● Task goal
Transcribe the listing exactly, leaving out every picture.

● The input
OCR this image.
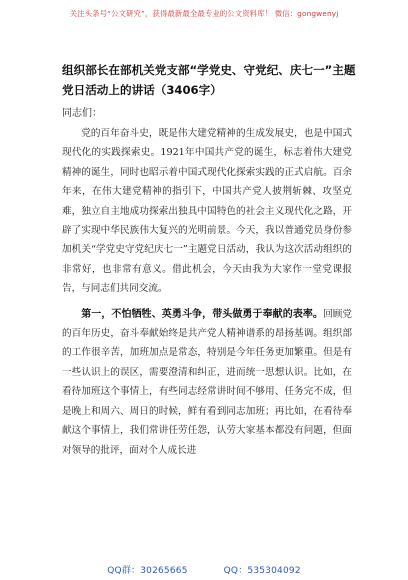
关注头条号“公文研究”，获得最新最全最专业的公文资料库！ 微信：gongwenyj
组织部长在部机关党支部“学党史、守党纪、庆七一”主题党日活动上的讲话（3406字）
同志们：

党的百年奋斗史，既是伟大建党精神的生成发展史，也是中国式现代化的实践探索史。1921年中国共产党的诞生，标志着伟大建党精神的诞生，同时也昭示着中国式现代化探索实践的正式启航。百余年来，在伟大建党精神的指引下，中国共产党人披荆斩棘、攻坚克难，独立自主地成功探索出独具中国特色的社会主义现代化之路，开辟了实现中华民族伟大复兴的光明前景。今天，我以普通党员身份参加机关“学党史守党纪庆七一”主题党日活动，我认为这次活动组织的非常好，也非常有意义。借此机会，今天由我为大家作一堂党课报告，与同志们共同交流。

第一，不怕牺牲、英勇斗争，带头做勇于奉献的表率。回顾党的百年历史，奋斗奉献始终是共产党人精神谱系的昂扬基调。组织部的工作很辛苦，加班加点是常态，特别是今年任务更加繁重。但是有一些认识上的误区，需要澄清和纠正，进而统一思想认识。比如，在看待加班这个事情上，有些同志经常讲时间不够用、任务完不成，但是晚上和周六、周日的时候，鲜有看到同志加班；再比如，在看待奉献这个事情上，我们常讲任劳任怨，认劳大家基本都没有问题，但面对领导的批评，面对个人成长进

QQ群：30265665	QQ：535304092
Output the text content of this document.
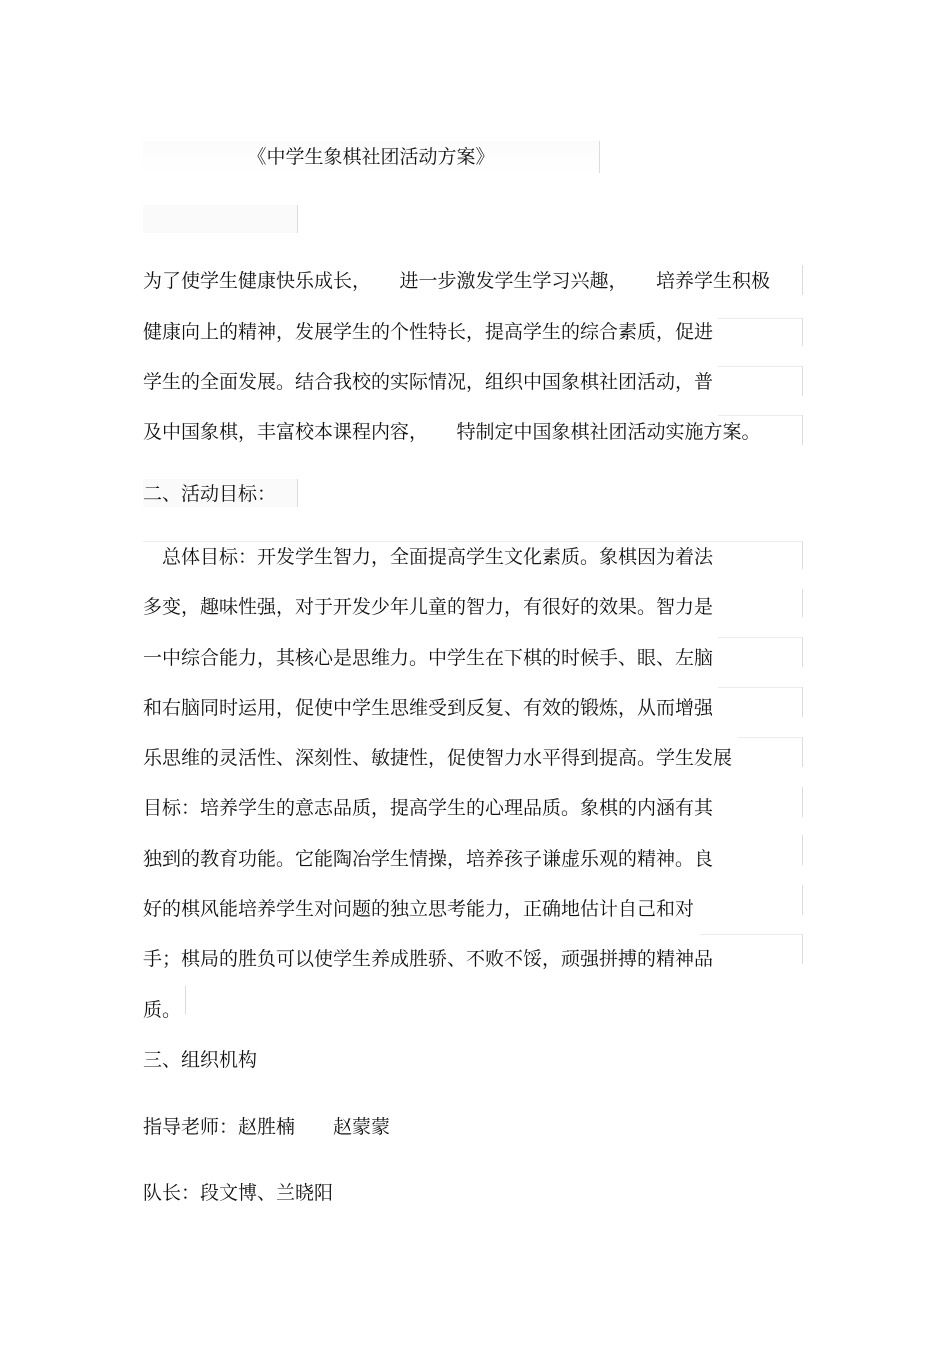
《中学生象棋社团活动方案》
为了使学生健康快乐成长，　　进一步激发学生学习兴趣，　　培养学生积极
健康向上的精神，发展学生的个性特长，提高学生的综合素质，促进
学生的全面发展。结合我校的实际情况，组织中国象棋社团活动，普
及中国象棋，丰富校本课程内容，　　特制定中国象棋社团活动实施方案。
二、活动目标：
　总体目标：开发学生智力，全面提高学生文化素质。象棋因为着法
多变，趣味性强，对于开发少年儿童的智力，有很好的效果。智力是
一中综合能力，其核心是思维力。中学生在下棋的时候手、眼、左脑
和右脑同时运用，促使中学生思维受到反复、有效的锻炼，从而增强
乐思维的灵活性、深刻性、敏捷性，促使智力水平得到提高。学生发展
目标：培养学生的意志品质，提高学生的心理品质。象棋的内涵有其
独到的教育功能。它能陶冶学生情操，培养孩子谦虚乐观的精神。良
好的棋风能培养学生对问题的独立思考能力，正确地估计自己和对
手；棋局的胜负可以使学生养成胜骄、不败不馁，顽强拼搏的精神品
质。
三、组织机构
指导老师：赵胜楠　　赵蒙蒙
队长：段文博、兰晓阳
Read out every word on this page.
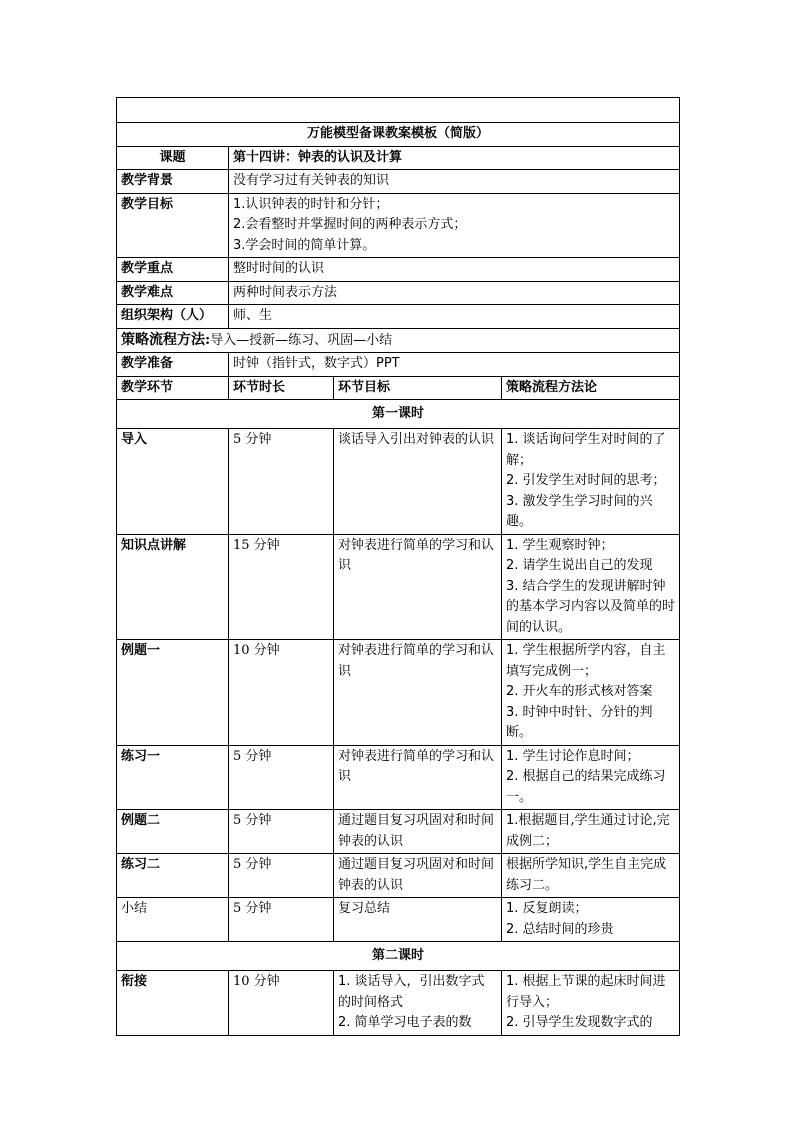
万能模型备课教案模板（简版）			
课题	第十四讲：钟表的认识及计算		
教学背景	没有学习过有关钟表的知识		
教学目标	1.认识钟表的时针和分针；
2.会看整时并掌握时间的两种表示方式；
3.学会时间的简单计算。		

教学重点	整时时间的认识		
教学难点	两种时间表示方法		
组织架构（人）	师、生		
策略流程方法:导入—授新—练习、巩固—小结			
教学准备	时钟（指针式，数字式）PPT		
教学环节	环节时长	环节目标	策略流程方法论
第一课时			
导入	5 分钟	谈话导入引出对钟表的认识	1. 谈话询问学生对时间的了解；
2. 引发学生对时间的思考；
3. 激发学生学习时间的兴趣。

知识点讲解	15 分钟	对钟表进行简单的学习和认识	1. 学生观察时钟；
2. 请学生说出自己的发现
3. 结合学生的发现讲解时钟的基本学习内容以及简单的时间的认识。

例题一	10 分钟	对钟表进行简单的学习和认识	1. 学生根据所学内容，自主填写完成例一；
2. 开火车的形式核对答案
3. 时钟中时针、分针的判断。

练习一	5 分钟	对钟表进行简单的学习和认识	1. 学生讨论作息时间；
2. 根据自己的结果完成练习一。

例题二	5 分钟	通过题目复习巩固对和时间钟表的认识	1.根据题目,学生通过讨论,完成例二；

练习二	5 分钟	通过题目复习巩固对和时间钟表的认识	根据所学知识,学生自主完成练习二。

小结	5 分钟	复习总结	1. 反复朗读；
2. 总结时间的珍贵

第二课时			
衔接	10 分钟	1. 谈话导入，引出数字式的时间格式
2. 简单学习电子表的数	1. 根据上节课的起床时间进行导入；
2. 引导学生发现数字式的
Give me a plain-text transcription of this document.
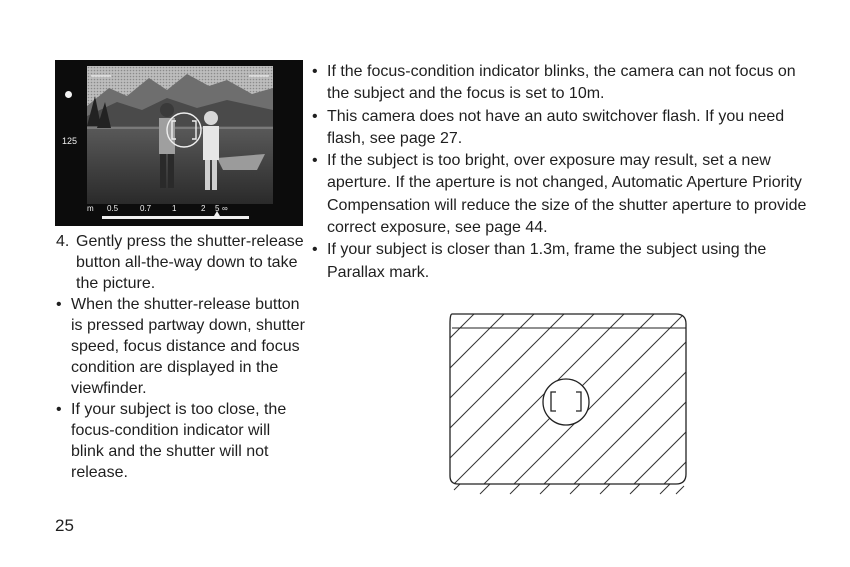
125
m 0.5	0.7	1	2 5 ∞
4. Gently press the shutter-release button all-the-way down to take the picture.
• When the shutter-release button is pressed partway down, shutter speed, focus distance and focus condition are displayed in the viewfinder.
• If your subject is too close, the focus-condition indicator will blink and the shutter will not release.
• If the focus-condition indicator blinks, the camera can not focus on the subject and the focus is set to 10m.
• This camera does not have an auto switchover flash. If you need flash, see page 27.
• If the subject is too bright, over exposure may result, set a new aperture. If the aperture is not changed, Automatic Aperture Priority Compensation will reduce the size of the shutter aperture to provide correct exposure, see page 44.
• If your subject is closer than 1.3m, frame the subject using the Parallax mark.
25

● Solution to this exercise
OCR this image.
关注头条号“公文研究”，获得最新最全最专业的公文资料库！ 微信：gongwenyj
组织部长在部机关党支部“学党史、守党纪、庆七一”主题党日活动上的讲话（3406字）
同志们：

党的百年奋斗史，既是伟大建党精神的生成发展史，也是中国式现代化的实践探索史。1921年中国共产党的诞生，标志着伟大建党精神的诞生，同时也昭示着中国式现代化探索实践的正式启航。百余年来，在伟大建党精神的指引下，中国共产党人披荆斩棘、攻坚克难，独立自主地成功探索出独具中国特色的社会主义现代化之路，开辟了实现中华民族伟大复兴的光明前景。今天，我以普通党员身份参加机关“学党史守党纪庆七一”主题党日活动，我认为这次活动组织的非常好，也非常有意义。借此机会，今天由我为大家作一堂党课报告，与同志们共同交流。

第一，不怕牺牲、英勇斗争，带头做勇于奉献的表率。回顾党的百年历史，奋斗奉献始终是共产党人精神谱系的昂扬基调。组织部的工作很辛苦，加班加点是常态，特别是今年任务更加繁重。但是有一些认识上的误区，需要澄清和纠正，进而统一思想认识。比如，在看待加班这个事情上，有些同志经常讲时间不够用、任务完不成，但是晚上和周六、周日的时候，鲜有看到同志加班；再比如，在看待奉献这个事情上，我们常讲任劳任怨，认劳大家基本都没有问题，但面对领导的批评，面对个人成长进

QQ群：30265665	QQ：535304092
Output the text content of this document.
《中学生象棋社团活动方案》
为了使学生健康快乐成长，　　进一步激发学生学习兴趣，　　培养学生积极
健康向上的精神，发展学生的个性特长，提高学生的综合素质，促进
学生的全面发展。结合我校的实际情况，组织中国象棋社团活动，普
及中国象棋，丰富校本课程内容，　　特制定中国象棋社团活动实施方案。
二、活动目标：
　总体目标：开发学生智力，全面提高学生文化素质。象棋因为着法
多变，趣味性强，对于开发少年儿童的智力，有很好的效果。智力是
一中综合能力，其核心是思维力。中学生在下棋的时候手、眼、左脑
和右脑同时运用，促使中学生思维受到反复、有效的锻炼，从而增强
乐思维的灵活性、深刻性、敏捷性，促使智力水平得到提高。学生发展
目标：培养学生的意志品质，提高学生的心理品质。象棋的内涵有其
独到的教育功能。它能陶冶学生情操，培养孩子谦虚乐观的精神。良
好的棋风能培养学生对问题的独立思考能力，正确地估计自己和对
手；棋局的胜负可以使学生养成胜骄、不败不馁，顽强拼搏的精神品
质。
三、组织机构
指导老师：赵胜楠　　赵蒙蒙
队长：段文博、兰晓阳
Read out every word on this page.
万能模型备课教案模板（简版）			
课题	第十四讲：钟表的认识及计算		
教学背景	没有学习过有关钟表的知识		
教学目标	1.认识钟表的时针和分针；
2.会看整时并掌握时间的两种表示方式；
3.学会时间的简单计算。		

教学重点	整时时间的认识		
教学难点	两种时间表示方法		
组织架构（人）	师、生		
策略流程方法:导入—授新—练习、巩固—小结			
教学准备	时钟（指针式，数字式）PPT		
教学环节	环节时长	环节目标	策略流程方法论
第一课时			
导入	5 分钟	谈话导入引出对钟表的认识	1. 谈话询问学生对时间的了解；
2. 引发学生对时间的思考；
3. 激发学生学习时间的兴趣。

知识点讲解	15 分钟	对钟表进行简单的学习和认识	1. 学生观察时钟；
2. 请学生说出自己的发现
3. 结合学生的发现讲解时钟的基本学习内容以及简单的时间的认识。

例题一	10 分钟	对钟表进行简单的学习和认识	1. 学生根据所学内容，自主填写完成例一；
2. 开火车的形式核对答案
3. 时钟中时针、分针的判断。

练习一	5 分钟	对钟表进行简单的学习和认识	1. 学生讨论作息时间；
2. 根据自己的结果完成练习一。

例题二	5 分钟	通过题目复习巩固对和时间钟表的认识	1.根据题目,学生通过讨论,完成例二；

练习二	5 分钟	通过题目复习巩固对和时间钟表的认识	根据所学知识,学生自主完成练习二。

小结	5 分钟	复习总结	1. 反复朗读；
2. 总结时间的珍贵

第二课时			
衔接	10 分钟	1. 谈话导入，引出数字式的时间格式
2. 简单学习电子表的数	1. 根据上节课的起床时间进行导入；
2. 引导学生发现数字式的
Give me a plain-text transcription of this document.
125
m 0.5	0.7	1	2 5 ∞
4. Gently press the shutter-release button all-the-way down to take the picture.
• When the shutter-release button is pressed partway down, shutter speed, focus distance and focus condition are displayed in the viewfinder.
• If your subject is too close, the focus-condition indicator will blink and the shutter will not release.
• If the focus-condition indicator blinks, the camera can not focus on the subject and the focus is set to 10m.
• This camera does not have an auto switchover flash. If you need flash, see page 27.
• If the subject is too bright, over exposure may result, set a new aperture. If the aperture is not changed, Automatic Aperture Priority Compensation will reduce the size of the shutter aperture to provide correct exposure, see page 44.
• If your subject is closer than 1.3m, frame the subject using the Parallax mark.
25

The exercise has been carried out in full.